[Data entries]
»»
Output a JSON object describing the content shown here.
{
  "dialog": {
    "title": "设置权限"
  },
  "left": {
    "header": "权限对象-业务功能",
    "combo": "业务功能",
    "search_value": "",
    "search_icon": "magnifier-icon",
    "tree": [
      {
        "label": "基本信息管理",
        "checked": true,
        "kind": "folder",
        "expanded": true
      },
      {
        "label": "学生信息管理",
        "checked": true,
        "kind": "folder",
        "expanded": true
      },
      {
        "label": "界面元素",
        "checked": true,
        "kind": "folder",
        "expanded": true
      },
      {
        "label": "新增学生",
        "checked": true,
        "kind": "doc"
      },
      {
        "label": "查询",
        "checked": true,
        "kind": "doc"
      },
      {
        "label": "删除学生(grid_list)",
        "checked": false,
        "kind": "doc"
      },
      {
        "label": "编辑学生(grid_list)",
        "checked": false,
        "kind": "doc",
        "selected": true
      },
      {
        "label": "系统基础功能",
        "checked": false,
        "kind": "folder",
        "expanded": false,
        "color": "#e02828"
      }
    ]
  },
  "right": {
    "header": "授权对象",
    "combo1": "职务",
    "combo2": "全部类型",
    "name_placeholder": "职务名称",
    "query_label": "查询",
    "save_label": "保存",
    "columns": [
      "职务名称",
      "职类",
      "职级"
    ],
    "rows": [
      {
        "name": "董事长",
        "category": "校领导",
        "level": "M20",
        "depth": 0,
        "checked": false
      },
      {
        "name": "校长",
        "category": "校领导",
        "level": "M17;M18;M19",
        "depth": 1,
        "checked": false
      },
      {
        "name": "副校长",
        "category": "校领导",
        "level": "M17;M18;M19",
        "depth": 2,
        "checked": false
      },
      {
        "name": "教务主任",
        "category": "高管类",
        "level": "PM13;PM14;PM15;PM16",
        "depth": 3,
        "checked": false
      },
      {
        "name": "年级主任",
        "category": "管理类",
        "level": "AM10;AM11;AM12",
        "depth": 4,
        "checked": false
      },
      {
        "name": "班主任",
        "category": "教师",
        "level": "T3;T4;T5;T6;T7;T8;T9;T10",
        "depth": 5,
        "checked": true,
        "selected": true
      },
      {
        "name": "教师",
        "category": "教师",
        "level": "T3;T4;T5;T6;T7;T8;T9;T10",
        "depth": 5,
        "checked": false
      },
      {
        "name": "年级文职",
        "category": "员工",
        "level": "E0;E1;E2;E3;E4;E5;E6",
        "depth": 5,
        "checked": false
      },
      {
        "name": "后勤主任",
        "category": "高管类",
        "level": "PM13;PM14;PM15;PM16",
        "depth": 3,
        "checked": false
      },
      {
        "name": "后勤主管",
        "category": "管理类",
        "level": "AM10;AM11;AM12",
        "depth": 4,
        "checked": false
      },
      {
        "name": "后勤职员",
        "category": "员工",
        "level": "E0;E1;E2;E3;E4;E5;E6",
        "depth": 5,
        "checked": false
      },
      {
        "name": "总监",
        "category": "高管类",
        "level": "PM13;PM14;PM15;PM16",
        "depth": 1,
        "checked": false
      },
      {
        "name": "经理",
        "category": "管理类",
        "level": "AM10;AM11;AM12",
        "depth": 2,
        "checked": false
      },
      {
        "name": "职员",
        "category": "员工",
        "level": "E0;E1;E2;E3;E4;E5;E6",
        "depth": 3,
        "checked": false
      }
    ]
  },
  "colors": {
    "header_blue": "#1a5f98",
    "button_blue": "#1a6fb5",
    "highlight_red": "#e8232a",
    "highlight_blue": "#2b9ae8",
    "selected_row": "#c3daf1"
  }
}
««
Task prompt ▸ Each line of the material above needs to be quoted exactly, please.

Exercise result ▸
Output a JSON object describing the content shown here.
{
  "dialog": {
    "title": "设置权限"
  },
  "left": {
    "header": "权限对象-业务功能",
    "combo": "业务功能",
    "search_value": "",
    "search_icon": "magnifier-icon",
    "tree": [
      {
        "label": "基本信息管理",
        "checked": true,
        "kind": "folder",
        "expanded": true
      },
      {
        "label": "学生信息管理",
        "checked": true,
        "kind": "folder",
        "expanded": true
      },
      {
        "label": "界面元素",
        "checked": true,
        "kind": "folder",
        "expanded": true
      },
      {
        "label": "新增学生",
        "checked": true,
        "kind": "doc"
      },
      {
        "label": "查询",
        "checked": true,
        "kind": "doc"
      },
      {
        "label": "删除学生(grid_list)",
        "checked": false,
        "kind": "doc"
      },
      {
        "label": "编辑学生(grid_list)",
        "checked": false,
        "kind": "doc",
        "selected": true
      },
      {
        "label": "系统基础功能",
        "checked": false,
        "kind": "folder",
        "expanded": false,
        "color": "#e02828"
      }
    ]
  },
  "right": {
    "header": "授权对象",
    "combo1": "职务",
    "combo2": "全部类型",
    "name_placeholder": "职务名称",
    "query_label": "查询",
    "save_label": "保存",
    "columns": [
      "职务名称",
      "职类",
      "职级"
    ],
    "rows": [
      {
        "name": "董事长",
        "category": "校领导",
        "level": "M20",
        "depth": 0,
        "checked": false
      },
      {
        "name": "校长",
        "category": "校领导",
        "level": "M17;M18;M19",
        "depth": 1,
        "checked": false
      },
      {
        "name": "副校长",
        "category": "校领导",
        "level": "M17;M18;M19",
        "depth": 2,
        "checked": false
      },
      {
        "name": "教务主任",
        "category": "高管类",
        "level": "PM13;PM14;PM15;PM16",
        "depth": 3,
        "checked": false
      },
      {
        "name": "年级主任",
        "category": "管理类",
        "level": "AM10;AM11;AM12",
        "depth": 4,
        "checked": false
      },
      {
        "name": "班主任",
        "category": "教师",
        "level": "T3;T4;T5;T6;T7;T8;T9;T10",
        "depth": 5,
        "checked": true,
        "selected": true
      },
      {
        "name": "教师",
        "category": "教师",
        "level": "T3;T4;T5;T6;T7;T8;T9;T10",
        "depth": 5,
        "checked": false
      },
      {
        "name": "年级文职",
        "category": "员工",
        "level": "E0;E1;E2;E3;E4;E5;E6",
        "depth": 5,
        "checked": false
      },
      {
        "name": "后勤主任",
        "category": "高管类",
        "level": "PM13;PM14;PM15;PM16",
        "depth": 3,
        "checked": false
      },
      {
        "name": "后勤主管",
        "category": "管理类",
        "level": "AM10;AM11;AM12",
        "depth": 4,
        "checked": false
      },
      {
        "name": "后勤职员",
        "category": "员工",
        "level": "E0;E1;E2;E3;E4;E5;E6",
        "depth": 5,
        "checked": false
      },
      {
        "name": "总监",
        "category": "高管类",
        "level": "PM13;PM14;PM15;PM16",
        "depth": 1,
        "checked": false
      },
      {
        "name": "经理",
        "category": "管理类",
        "level": "AM10;AM11;AM12",
        "depth": 2,
        "checked": false
      },
      {
        "name": "职员",
        "category": "员工",
        "level": "E0;E1;E2;E3;E4;E5;E6",
        "depth": 3,
        "checked": false
      }
    ]
  },
  "colors": {
    "header_blue": "#1a5f98",
    "button_blue": "#1a6fb5",
    "highlight_red": "#e8232a",
    "highlight_blue": "#2b9ae8",
    "selected_row": "#c3daf1"
  }
}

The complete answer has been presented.